# 选读段落
•••

用rgbd_dataset_freiburg1_xyz训练字典

#include "DBoW3/DBoW3.h"
#include <opencv2/core/core.hpp>
#include <opencv2/highgui/highgui.hpp>
#include <opencv2/features2d/features2d.hpp>
#include <iostream>
#include <vector>
#include <string>

using namespace cv;
using namespace std;


int main( int argc, char** argv )
{
    string dataset_dir = argv[1];
    ifstream fin ( dataset_dir+"/associate.txt" );
    if ( !fin )
    {
        cout<<"please generate the associate file called associate.txt!"<<endl;
        return 1;
    }

    vector<string> rgb_files, depth_files;
    vector<double> rgb_times, depth_times;
    while ( !fin.eof() )
    {
        string rgb_time, rgb_file, depth_time, depth_file;
        fin>>rgb_time>>rgb_file>>depth_time>>depth_file;
        rgb_times.push_back ( atof ( rgb_time.c_str() ) );
        depth_times.push_back ( atof ( depth_time.c_str() ) );
        rgb_files.push_back ( dataset_dir+"/"+rgb_file );
        depth_files.push_back ( dataset_dir+"/"+depth_file );

        if ( fin.good() == false )

•••

# 所给材料
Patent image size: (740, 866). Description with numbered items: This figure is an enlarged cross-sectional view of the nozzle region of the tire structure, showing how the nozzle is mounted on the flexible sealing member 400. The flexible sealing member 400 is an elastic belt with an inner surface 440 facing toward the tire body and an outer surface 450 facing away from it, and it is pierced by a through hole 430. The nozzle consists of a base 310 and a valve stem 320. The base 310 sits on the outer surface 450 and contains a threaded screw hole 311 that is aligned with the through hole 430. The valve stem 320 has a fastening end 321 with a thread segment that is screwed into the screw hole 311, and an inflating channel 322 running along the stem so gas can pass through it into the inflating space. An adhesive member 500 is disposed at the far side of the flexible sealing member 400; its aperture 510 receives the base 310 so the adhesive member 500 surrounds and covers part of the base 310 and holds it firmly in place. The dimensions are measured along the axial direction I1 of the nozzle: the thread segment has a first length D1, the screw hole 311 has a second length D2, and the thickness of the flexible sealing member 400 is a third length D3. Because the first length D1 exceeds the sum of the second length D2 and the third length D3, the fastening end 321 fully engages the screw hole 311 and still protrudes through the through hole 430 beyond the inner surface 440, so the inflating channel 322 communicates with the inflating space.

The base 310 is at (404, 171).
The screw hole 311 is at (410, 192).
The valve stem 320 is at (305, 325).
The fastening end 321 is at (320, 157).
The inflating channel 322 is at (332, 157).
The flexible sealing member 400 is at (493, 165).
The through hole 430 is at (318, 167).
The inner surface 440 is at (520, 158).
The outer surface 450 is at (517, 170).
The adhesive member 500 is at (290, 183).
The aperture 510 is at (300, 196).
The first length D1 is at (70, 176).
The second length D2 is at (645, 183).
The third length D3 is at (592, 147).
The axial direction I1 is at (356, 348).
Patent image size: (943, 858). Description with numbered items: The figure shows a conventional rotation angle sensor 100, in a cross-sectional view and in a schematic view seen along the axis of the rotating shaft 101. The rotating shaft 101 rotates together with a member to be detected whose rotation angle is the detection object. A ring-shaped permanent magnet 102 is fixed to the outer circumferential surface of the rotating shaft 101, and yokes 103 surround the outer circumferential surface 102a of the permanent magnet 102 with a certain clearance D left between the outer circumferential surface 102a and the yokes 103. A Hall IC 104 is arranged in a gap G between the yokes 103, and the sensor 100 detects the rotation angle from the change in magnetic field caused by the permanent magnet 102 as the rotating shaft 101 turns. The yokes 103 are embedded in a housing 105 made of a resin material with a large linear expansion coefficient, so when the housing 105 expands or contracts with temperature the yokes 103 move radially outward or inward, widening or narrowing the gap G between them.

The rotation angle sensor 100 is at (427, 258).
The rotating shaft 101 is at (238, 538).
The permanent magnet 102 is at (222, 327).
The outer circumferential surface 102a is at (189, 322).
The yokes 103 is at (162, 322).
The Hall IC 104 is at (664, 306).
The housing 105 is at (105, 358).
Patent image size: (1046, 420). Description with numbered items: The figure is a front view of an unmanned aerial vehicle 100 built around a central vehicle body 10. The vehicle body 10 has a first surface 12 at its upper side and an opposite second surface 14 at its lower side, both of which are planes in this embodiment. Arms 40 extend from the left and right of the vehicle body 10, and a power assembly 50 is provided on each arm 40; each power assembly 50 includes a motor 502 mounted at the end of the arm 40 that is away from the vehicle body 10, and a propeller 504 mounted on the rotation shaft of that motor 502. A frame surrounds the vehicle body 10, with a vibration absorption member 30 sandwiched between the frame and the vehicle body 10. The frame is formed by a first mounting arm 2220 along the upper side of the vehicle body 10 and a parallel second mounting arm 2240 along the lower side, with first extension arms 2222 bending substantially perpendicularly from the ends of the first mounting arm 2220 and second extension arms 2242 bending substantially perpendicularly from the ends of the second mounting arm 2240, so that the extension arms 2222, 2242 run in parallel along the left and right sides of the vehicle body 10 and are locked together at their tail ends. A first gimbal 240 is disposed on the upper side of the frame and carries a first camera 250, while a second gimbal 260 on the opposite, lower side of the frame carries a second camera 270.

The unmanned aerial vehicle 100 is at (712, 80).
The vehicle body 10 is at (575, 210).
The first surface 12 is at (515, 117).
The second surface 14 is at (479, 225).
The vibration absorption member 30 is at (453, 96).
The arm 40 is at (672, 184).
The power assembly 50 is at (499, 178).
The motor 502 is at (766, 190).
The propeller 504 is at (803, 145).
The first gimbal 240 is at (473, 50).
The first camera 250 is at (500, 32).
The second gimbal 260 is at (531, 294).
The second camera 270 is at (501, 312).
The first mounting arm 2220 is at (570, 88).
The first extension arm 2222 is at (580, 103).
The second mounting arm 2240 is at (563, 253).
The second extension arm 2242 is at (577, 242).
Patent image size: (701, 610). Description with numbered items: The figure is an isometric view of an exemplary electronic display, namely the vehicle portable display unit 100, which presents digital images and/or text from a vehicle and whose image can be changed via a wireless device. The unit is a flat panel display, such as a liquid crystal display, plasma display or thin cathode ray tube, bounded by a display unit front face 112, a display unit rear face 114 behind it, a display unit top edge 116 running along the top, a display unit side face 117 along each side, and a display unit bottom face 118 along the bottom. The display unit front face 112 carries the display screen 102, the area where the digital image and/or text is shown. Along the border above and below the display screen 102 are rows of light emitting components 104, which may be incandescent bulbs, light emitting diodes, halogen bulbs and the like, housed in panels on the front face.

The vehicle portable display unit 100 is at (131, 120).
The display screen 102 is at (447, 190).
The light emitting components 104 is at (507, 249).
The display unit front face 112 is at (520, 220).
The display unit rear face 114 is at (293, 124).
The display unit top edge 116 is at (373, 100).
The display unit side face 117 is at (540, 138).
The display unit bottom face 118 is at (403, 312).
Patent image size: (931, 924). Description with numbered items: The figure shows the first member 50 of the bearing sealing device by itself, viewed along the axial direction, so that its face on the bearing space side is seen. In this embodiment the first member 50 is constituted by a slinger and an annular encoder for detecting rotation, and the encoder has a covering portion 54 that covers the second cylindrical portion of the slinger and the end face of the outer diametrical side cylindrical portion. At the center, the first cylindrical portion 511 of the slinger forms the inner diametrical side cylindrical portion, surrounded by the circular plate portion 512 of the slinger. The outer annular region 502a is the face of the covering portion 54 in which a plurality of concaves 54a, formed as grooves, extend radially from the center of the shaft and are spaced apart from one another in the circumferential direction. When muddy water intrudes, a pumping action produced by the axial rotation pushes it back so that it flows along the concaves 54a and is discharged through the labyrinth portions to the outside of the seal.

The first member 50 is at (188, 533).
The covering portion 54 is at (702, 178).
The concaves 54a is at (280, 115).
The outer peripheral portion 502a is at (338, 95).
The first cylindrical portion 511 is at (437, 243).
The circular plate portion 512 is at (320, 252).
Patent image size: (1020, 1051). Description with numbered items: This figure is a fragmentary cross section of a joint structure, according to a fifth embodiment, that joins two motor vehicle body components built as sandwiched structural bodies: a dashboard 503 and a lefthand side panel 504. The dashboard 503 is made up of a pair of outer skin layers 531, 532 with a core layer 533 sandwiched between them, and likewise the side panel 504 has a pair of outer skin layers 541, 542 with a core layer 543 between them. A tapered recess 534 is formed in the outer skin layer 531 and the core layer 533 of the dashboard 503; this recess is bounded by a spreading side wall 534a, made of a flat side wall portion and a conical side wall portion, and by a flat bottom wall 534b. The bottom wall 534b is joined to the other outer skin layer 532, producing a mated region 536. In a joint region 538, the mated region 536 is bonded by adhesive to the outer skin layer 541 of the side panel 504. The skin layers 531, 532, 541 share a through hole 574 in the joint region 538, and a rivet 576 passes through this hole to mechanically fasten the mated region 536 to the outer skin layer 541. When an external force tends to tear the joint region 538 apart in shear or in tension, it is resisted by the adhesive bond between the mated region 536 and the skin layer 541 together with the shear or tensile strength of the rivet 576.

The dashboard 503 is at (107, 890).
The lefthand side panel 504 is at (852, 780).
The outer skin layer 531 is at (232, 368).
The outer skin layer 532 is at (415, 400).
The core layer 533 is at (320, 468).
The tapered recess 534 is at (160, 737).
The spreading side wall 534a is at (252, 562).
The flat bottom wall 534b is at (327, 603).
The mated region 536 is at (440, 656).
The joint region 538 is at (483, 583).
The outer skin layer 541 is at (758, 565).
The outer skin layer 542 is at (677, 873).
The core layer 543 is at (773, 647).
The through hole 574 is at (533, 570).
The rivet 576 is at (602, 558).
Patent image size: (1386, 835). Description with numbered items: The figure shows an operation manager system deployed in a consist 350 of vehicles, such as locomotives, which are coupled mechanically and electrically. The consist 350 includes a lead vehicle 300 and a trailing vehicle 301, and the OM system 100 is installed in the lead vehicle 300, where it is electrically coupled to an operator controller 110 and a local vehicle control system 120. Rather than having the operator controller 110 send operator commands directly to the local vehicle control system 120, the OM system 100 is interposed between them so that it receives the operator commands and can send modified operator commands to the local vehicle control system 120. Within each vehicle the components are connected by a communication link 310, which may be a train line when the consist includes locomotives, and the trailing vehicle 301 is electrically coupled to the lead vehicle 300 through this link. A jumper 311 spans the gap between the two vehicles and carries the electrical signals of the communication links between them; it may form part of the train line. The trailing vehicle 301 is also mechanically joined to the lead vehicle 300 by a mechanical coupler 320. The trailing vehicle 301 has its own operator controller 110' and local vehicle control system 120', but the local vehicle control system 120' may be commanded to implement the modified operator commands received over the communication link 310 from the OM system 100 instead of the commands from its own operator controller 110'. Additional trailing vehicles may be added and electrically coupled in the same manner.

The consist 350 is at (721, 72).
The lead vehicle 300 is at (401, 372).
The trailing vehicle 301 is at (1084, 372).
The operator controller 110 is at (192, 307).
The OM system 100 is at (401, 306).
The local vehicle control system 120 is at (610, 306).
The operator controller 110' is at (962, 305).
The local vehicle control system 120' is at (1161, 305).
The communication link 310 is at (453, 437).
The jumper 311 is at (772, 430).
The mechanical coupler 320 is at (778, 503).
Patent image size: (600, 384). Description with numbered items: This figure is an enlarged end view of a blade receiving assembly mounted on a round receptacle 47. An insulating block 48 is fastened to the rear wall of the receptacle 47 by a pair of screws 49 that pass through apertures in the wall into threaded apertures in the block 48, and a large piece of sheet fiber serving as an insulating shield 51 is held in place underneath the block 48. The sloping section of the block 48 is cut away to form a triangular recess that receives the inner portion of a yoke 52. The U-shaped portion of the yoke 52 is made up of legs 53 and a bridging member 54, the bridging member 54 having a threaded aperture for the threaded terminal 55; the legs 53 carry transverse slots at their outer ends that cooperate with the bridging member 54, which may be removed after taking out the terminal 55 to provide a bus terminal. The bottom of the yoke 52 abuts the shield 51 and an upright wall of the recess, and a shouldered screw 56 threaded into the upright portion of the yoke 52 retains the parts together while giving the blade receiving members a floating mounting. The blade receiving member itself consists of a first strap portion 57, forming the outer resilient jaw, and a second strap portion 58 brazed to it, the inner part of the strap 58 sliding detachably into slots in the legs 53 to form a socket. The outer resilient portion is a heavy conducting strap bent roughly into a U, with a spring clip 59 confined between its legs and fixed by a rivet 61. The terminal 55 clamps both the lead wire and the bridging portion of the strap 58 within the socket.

•••

# 任务说明
这段用 rgbd_dataset_freiburg1_xyz 训练 DBoW3 字典的代码停在 if ( fin.good() == false ) 一行，接下来该怎么写？请从这一行之后续写。 这些数据行与这段字典训练代码毫无关联。

# 参考解答
            break;
    }
    fin.close();
    
    cout<<"generating features ... "<<endl;
    vector<Mat> descriptors;
    Ptr< Feature2D > detector = ORB::create();
    int index = 1;
    for ( string rgb_file:rgb_files )
    {
        Mat image = imread(rgb_file);
        vector<KeyPoint> keypoints; 
        Mat descriptor;
        detector->detectAndCompute( image, Mat(), keypoints, descriptor );
        descriptors.push_back( descriptor );
        cout<<"extracting features from image " << index++ <<endl;
    }
    cout<<"extract total "<<descriptors.size()*500<<" features."<<endl;
    
    // create vocabulary 
    cout<<"creating vocabulary, please wait ... "<<endl;
    DBoW3::Vocabulary vocab;
    vocab.create( descriptors );
    cout<<"vocabulary info: "<<vocab<<endl;
    vocab.save( "vocab_larger_train.yml.gz" );
    cout<<"done"<<endl;
    
    return 0;
}

结果：

generating features ... 
[ INFO:0] Initialize OpenCL runtime...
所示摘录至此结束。